- Material to process -
======

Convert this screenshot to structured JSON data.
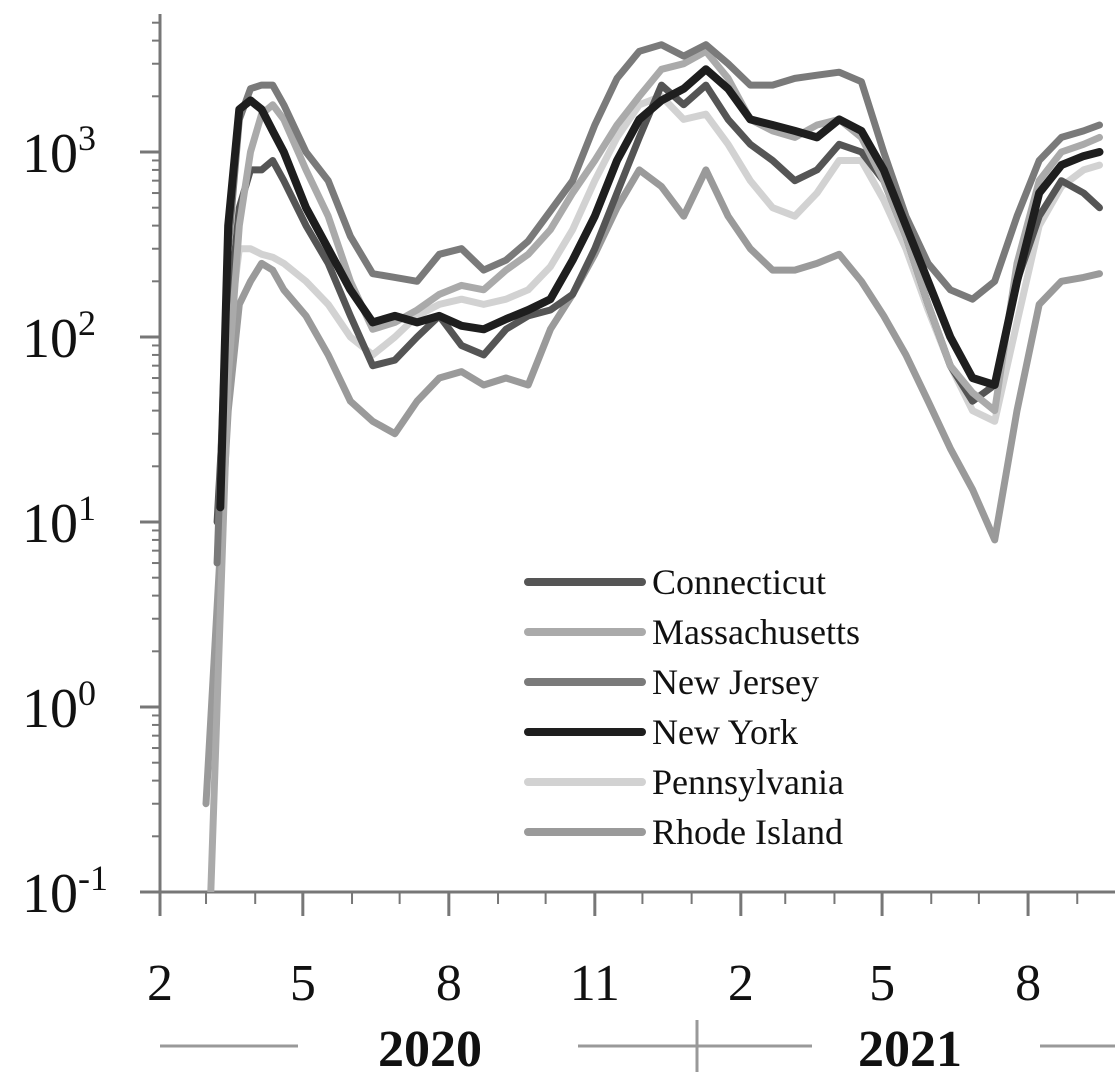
{
  "chart_data": {
    "type": "line",
    "y_scale": "log",
    "ylim": [
      0.1,
      5000
    ],
    "x_range": [
      "2020-02-01",
      "2021-09-15"
    ],
    "y_ticks": [
      {
        "value": 0.1,
        "base": "10",
        "exp": "-1"
      },
      {
        "value": 1,
        "base": "10",
        "exp": "0"
      },
      {
        "value": 10,
        "base": "10",
        "exp": "1"
      },
      {
        "value": 100,
        "base": "10",
        "exp": "2"
      },
      {
        "value": 1000,
        "base": "10",
        "exp": "3"
      }
    ],
    "x_ticks": [
      {
        "date": "2020-02-01",
        "label": "2"
      },
      {
        "date": "2020-05-01",
        "label": "5"
      },
      {
        "date": "2020-08-01",
        "label": "8"
      },
      {
        "date": "2020-11-01",
        "label": "11"
      },
      {
        "date": "2021-02-01",
        "label": "2"
      },
      {
        "date": "2021-05-01",
        "label": "5"
      },
      {
        "date": "2021-08-01",
        "label": "8"
      }
    ],
    "year_labels": [
      {
        "label": "2020"
      },
      {
        "label": "2021"
      }
    ],
    "grid": false,
    "legend_position": "center",
    "series": [
      {
        "name": "Connecticut",
        "color": "#555555",
        "points": [
          [
            "2020-03-08",
            10
          ],
          [
            "2020-03-15",
            120
          ],
          [
            "2020-03-22",
            500
          ],
          [
            "2020-03-29",
            800
          ],
          [
            "2020-04-05",
            800
          ],
          [
            "2020-04-12",
            900
          ],
          [
            "2020-04-19",
            700
          ],
          [
            "2020-05-03",
            400
          ],
          [
            "2020-05-17",
            250
          ],
          [
            "2020-05-31",
            130
          ],
          [
            "2020-06-14",
            70
          ],
          [
            "2020-06-28",
            75
          ],
          [
            "2020-07-12",
            100
          ],
          [
            "2020-07-26",
            130
          ],
          [
            "2020-08-09",
            90
          ],
          [
            "2020-08-23",
            80
          ],
          [
            "2020-09-06",
            110
          ],
          [
            "2020-09-20",
            130
          ],
          [
            "2020-10-04",
            140
          ],
          [
            "2020-10-18",
            170
          ],
          [
            "2020-11-01",
            300
          ],
          [
            "2020-11-15",
            600
          ],
          [
            "2020-11-29",
            1200
          ],
          [
            "2020-12-13",
            2300
          ],
          [
            "2020-12-27",
            1800
          ],
          [
            "2021-01-10",
            2300
          ],
          [
            "2021-01-24",
            1500
          ],
          [
            "2021-02-07",
            1100
          ],
          [
            "2021-02-21",
            900
          ],
          [
            "2021-03-07",
            700
          ],
          [
            "2021-03-21",
            800
          ],
          [
            "2021-04-04",
            1100
          ],
          [
            "2021-04-18",
            1000
          ],
          [
            "2021-05-02",
            700
          ],
          [
            "2021-05-16",
            350
          ],
          [
            "2021-05-30",
            150
          ],
          [
            "2021-06-13",
            70
          ],
          [
            "2021-06-27",
            45
          ],
          [
            "2021-07-11",
            55
          ],
          [
            "2021-07-25",
            200
          ],
          [
            "2021-08-08",
            450
          ],
          [
            "2021-08-22",
            700
          ],
          [
            "2021-09-05",
            600
          ],
          [
            "2021-09-15",
            500
          ]
        ]
      },
      {
        "name": "Massachusetts",
        "color": "#aaaaaa",
        "points": [
          [
            "2020-03-04",
            0.1
          ],
          [
            "2020-03-15",
            60
          ],
          [
            "2020-03-22",
            400
          ],
          [
            "2020-03-29",
            1000
          ],
          [
            "2020-04-05",
            1600
          ],
          [
            "2020-04-12",
            1800
          ],
          [
            "2020-04-19",
            1500
          ],
          [
            "2020-05-03",
            800
          ],
          [
            "2020-05-17",
            450
          ],
          [
            "2020-05-31",
            200
          ],
          [
            "2020-06-14",
            110
          ],
          [
            "2020-06-28",
            120
          ],
          [
            "2020-07-12",
            140
          ],
          [
            "2020-07-26",
            170
          ],
          [
            "2020-08-09",
            190
          ],
          [
            "2020-08-23",
            180
          ],
          [
            "2020-09-06",
            230
          ],
          [
            "2020-09-20",
            280
          ],
          [
            "2020-10-04",
            380
          ],
          [
            "2020-10-18",
            600
          ],
          [
            "2020-11-01",
            900
          ],
          [
            "2020-11-15",
            1400
          ],
          [
            "2020-11-29",
            2000
          ],
          [
            "2020-12-13",
            2800
          ],
          [
            "2020-12-27",
            3000
          ],
          [
            "2021-01-10",
            3500
          ],
          [
            "2021-01-24",
            2500
          ],
          [
            "2021-02-07",
            1500
          ],
          [
            "2021-02-21",
            1300
          ],
          [
            "2021-03-07",
            1200
          ],
          [
            "2021-03-21",
            1400
          ],
          [
            "2021-04-04",
            1500
          ],
          [
            "2021-04-18",
            1200
          ],
          [
            "2021-05-02",
            700
          ],
          [
            "2021-05-16",
            350
          ],
          [
            "2021-05-30",
            150
          ],
          [
            "2021-06-13",
            70
          ],
          [
            "2021-06-27",
            50
          ],
          [
            "2021-07-11",
            40
          ],
          [
            "2021-07-25",
            250
          ],
          [
            "2021-08-08",
            700
          ],
          [
            "2021-08-22",
            1000
          ],
          [
            "2021-09-05",
            1100
          ],
          [
            "2021-09-15",
            1200
          ]
        ]
      },
      {
        "name": "New Jersey",
        "color": "#7a7a7a",
        "points": [
          [
            "2020-03-08",
            6
          ],
          [
            "2020-03-15",
            300
          ],
          [
            "2020-03-22",
            1500
          ],
          [
            "2020-03-29",
            2200
          ],
          [
            "2020-04-05",
            2300
          ],
          [
            "2020-04-12",
            2300
          ],
          [
            "2020-04-19",
            1800
          ],
          [
            "2020-05-03",
            1000
          ],
          [
            "2020-05-17",
            700
          ],
          [
            "2020-05-31",
            350
          ],
          [
            "2020-06-14",
            220
          ],
          [
            "2020-06-28",
            210
          ],
          [
            "2020-07-12",
            200
          ],
          [
            "2020-07-26",
            280
          ],
          [
            "2020-08-09",
            300
          ],
          [
            "2020-08-23",
            230
          ],
          [
            "2020-09-06",
            260
          ],
          [
            "2020-09-20",
            330
          ],
          [
            "2020-10-04",
            480
          ],
          [
            "2020-10-18",
            700
          ],
          [
            "2020-11-01",
            1400
          ],
          [
            "2020-11-15",
            2500
          ],
          [
            "2020-11-29",
            3500
          ],
          [
            "2020-12-13",
            3800
          ],
          [
            "2020-12-27",
            3300
          ],
          [
            "2021-01-10",
            3800
          ],
          [
            "2021-01-24",
            3000
          ],
          [
            "2021-02-07",
            2300
          ],
          [
            "2021-02-21",
            2300
          ],
          [
            "2021-03-07",
            2500
          ],
          [
            "2021-03-21",
            2600
          ],
          [
            "2021-04-04",
            2700
          ],
          [
            "2021-04-18",
            2400
          ],
          [
            "2021-05-02",
            1000
          ],
          [
            "2021-05-16",
            450
          ],
          [
            "2021-05-30",
            250
          ],
          [
            "2021-06-13",
            180
          ],
          [
            "2021-06-27",
            160
          ],
          [
            "2021-07-11",
            200
          ],
          [
            "2021-07-25",
            450
          ],
          [
            "2021-08-08",
            900
          ],
          [
            "2021-08-22",
            1200
          ],
          [
            "2021-09-05",
            1300
          ],
          [
            "2021-09-15",
            1400
          ]
        ]
      },
      {
        "name": "New York",
        "color": "#1e1e1e",
        "points": [
          [
            "2020-03-10",
            12
          ],
          [
            "2020-03-15",
            400
          ],
          [
            "2020-03-22",
            1700
          ],
          [
            "2020-03-29",
            1900
          ],
          [
            "2020-04-05",
            1700
          ],
          [
            "2020-04-12",
            1300
          ],
          [
            "2020-04-19",
            1000
          ],
          [
            "2020-05-03",
            500
          ],
          [
            "2020-05-17",
            300
          ],
          [
            "2020-05-31",
            180
          ],
          [
            "2020-06-14",
            120
          ],
          [
            "2020-06-28",
            130
          ],
          [
            "2020-07-12",
            120
          ],
          [
            "2020-07-26",
            130
          ],
          [
            "2020-08-09",
            115
          ],
          [
            "2020-08-23",
            110
          ],
          [
            "2020-09-06",
            125
          ],
          [
            "2020-09-20",
            140
          ],
          [
            "2020-10-04",
            160
          ],
          [
            "2020-10-18",
            260
          ],
          [
            "2020-11-01",
            450
          ],
          [
            "2020-11-15",
            900
          ],
          [
            "2020-11-29",
            1500
          ],
          [
            "2020-12-13",
            1900
          ],
          [
            "2020-12-27",
            2200
          ],
          [
            "2021-01-10",
            2800
          ],
          [
            "2021-01-24",
            2200
          ],
          [
            "2021-02-07",
            1500
          ],
          [
            "2021-02-21",
            1400
          ],
          [
            "2021-03-07",
            1300
          ],
          [
            "2021-03-21",
            1200
          ],
          [
            "2021-04-04",
            1500
          ],
          [
            "2021-04-18",
            1300
          ],
          [
            "2021-05-02",
            800
          ],
          [
            "2021-05-16",
            400
          ],
          [
            "2021-05-30",
            200
          ],
          [
            "2021-06-13",
            100
          ],
          [
            "2021-06-27",
            60
          ],
          [
            "2021-07-11",
            55
          ],
          [
            "2021-07-25",
            200
          ],
          [
            "2021-08-08",
            600
          ],
          [
            "2021-08-22",
            850
          ],
          [
            "2021-09-05",
            950
          ],
          [
            "2021-09-15",
            1000
          ]
        ]
      },
      {
        "name": "Pennsylvania",
        "color": "#d2d2d2",
        "points": [
          [
            "2020-03-08",
            6
          ],
          [
            "2020-03-15",
            100
          ],
          [
            "2020-03-22",
            300
          ],
          [
            "2020-03-29",
            300
          ],
          [
            "2020-04-05",
            280
          ],
          [
            "2020-04-12",
            270
          ],
          [
            "2020-04-19",
            250
          ],
          [
            "2020-05-03",
            200
          ],
          [
            "2020-05-17",
            150
          ],
          [
            "2020-05-31",
            100
          ],
          [
            "2020-06-14",
            80
          ],
          [
            "2020-06-28",
            100
          ],
          [
            "2020-07-12",
            130
          ],
          [
            "2020-07-26",
            150
          ],
          [
            "2020-08-09",
            160
          ],
          [
            "2020-08-23",
            150
          ],
          [
            "2020-09-06",
            160
          ],
          [
            "2020-09-20",
            180
          ],
          [
            "2020-10-04",
            240
          ],
          [
            "2020-10-18",
            380
          ],
          [
            "2020-11-01",
            700
          ],
          [
            "2020-11-15",
            1200
          ],
          [
            "2020-11-29",
            1800
          ],
          [
            "2020-12-13",
            2000
          ],
          [
            "2020-12-27",
            1500
          ],
          [
            "2021-01-10",
            1600
          ],
          [
            "2021-01-24",
            1100
          ],
          [
            "2021-02-07",
            700
          ],
          [
            "2021-02-21",
            500
          ],
          [
            "2021-03-07",
            450
          ],
          [
            "2021-03-21",
            600
          ],
          [
            "2021-04-04",
            900
          ],
          [
            "2021-04-18",
            900
          ],
          [
            "2021-05-02",
            550
          ],
          [
            "2021-05-16",
            300
          ],
          [
            "2021-05-30",
            140
          ],
          [
            "2021-06-13",
            70
          ],
          [
            "2021-06-27",
            40
          ],
          [
            "2021-07-11",
            35
          ],
          [
            "2021-07-25",
            120
          ],
          [
            "2021-08-08",
            400
          ],
          [
            "2021-08-22",
            650
          ],
          [
            "2021-09-05",
            800
          ],
          [
            "2021-09-15",
            850
          ]
        ]
      },
      {
        "name": "Rhode Island",
        "color": "#9a9a9a",
        "points": [
          [
            "2020-03-01",
            0.3
          ],
          [
            "2020-03-15",
            40
          ],
          [
            "2020-03-22",
            150
          ],
          [
            "2020-03-29",
            200
          ],
          [
            "2020-04-05",
            250
          ],
          [
            "2020-04-12",
            230
          ],
          [
            "2020-04-19",
            180
          ],
          [
            "2020-05-03",
            130
          ],
          [
            "2020-05-17",
            80
          ],
          [
            "2020-05-31",
            45
          ],
          [
            "2020-06-14",
            35
          ],
          [
            "2020-06-28",
            30
          ],
          [
            "2020-07-12",
            45
          ],
          [
            "2020-07-26",
            60
          ],
          [
            "2020-08-09",
            65
          ],
          [
            "2020-08-23",
            55
          ],
          [
            "2020-09-06",
            60
          ],
          [
            "2020-09-20",
            55
          ],
          [
            "2020-10-04",
            110
          ],
          [
            "2020-10-18",
            170
          ],
          [
            "2020-11-01",
            280
          ],
          [
            "2020-11-15",
            500
          ],
          [
            "2020-11-29",
            800
          ],
          [
            "2020-12-13",
            650
          ],
          [
            "2020-12-27",
            450
          ],
          [
            "2021-01-10",
            800
          ],
          [
            "2021-01-24",
            450
          ],
          [
            "2021-02-07",
            300
          ],
          [
            "2021-02-21",
            230
          ],
          [
            "2021-03-07",
            230
          ],
          [
            "2021-03-21",
            250
          ],
          [
            "2021-04-04",
            280
          ],
          [
            "2021-04-18",
            200
          ],
          [
            "2021-05-02",
            130
          ],
          [
            "2021-05-16",
            80
          ],
          [
            "2021-05-30",
            45
          ],
          [
            "2021-06-13",
            25
          ],
          [
            "2021-06-27",
            15
          ],
          [
            "2021-07-11",
            8
          ],
          [
            "2021-07-25",
            40
          ],
          [
            "2021-08-08",
            150
          ],
          [
            "2021-08-22",
            200
          ],
          [
            "2021-09-05",
            210
          ],
          [
            "2021-09-15",
            220
          ]
        ]
      }
    ]
  }
}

======

- Set exercise -
Pull out all lines of the data with the string "value".

- The output -
        "value": 0.1,
        "value": 1,
        "value": 10,
        "value": 100,
        "value": 1000,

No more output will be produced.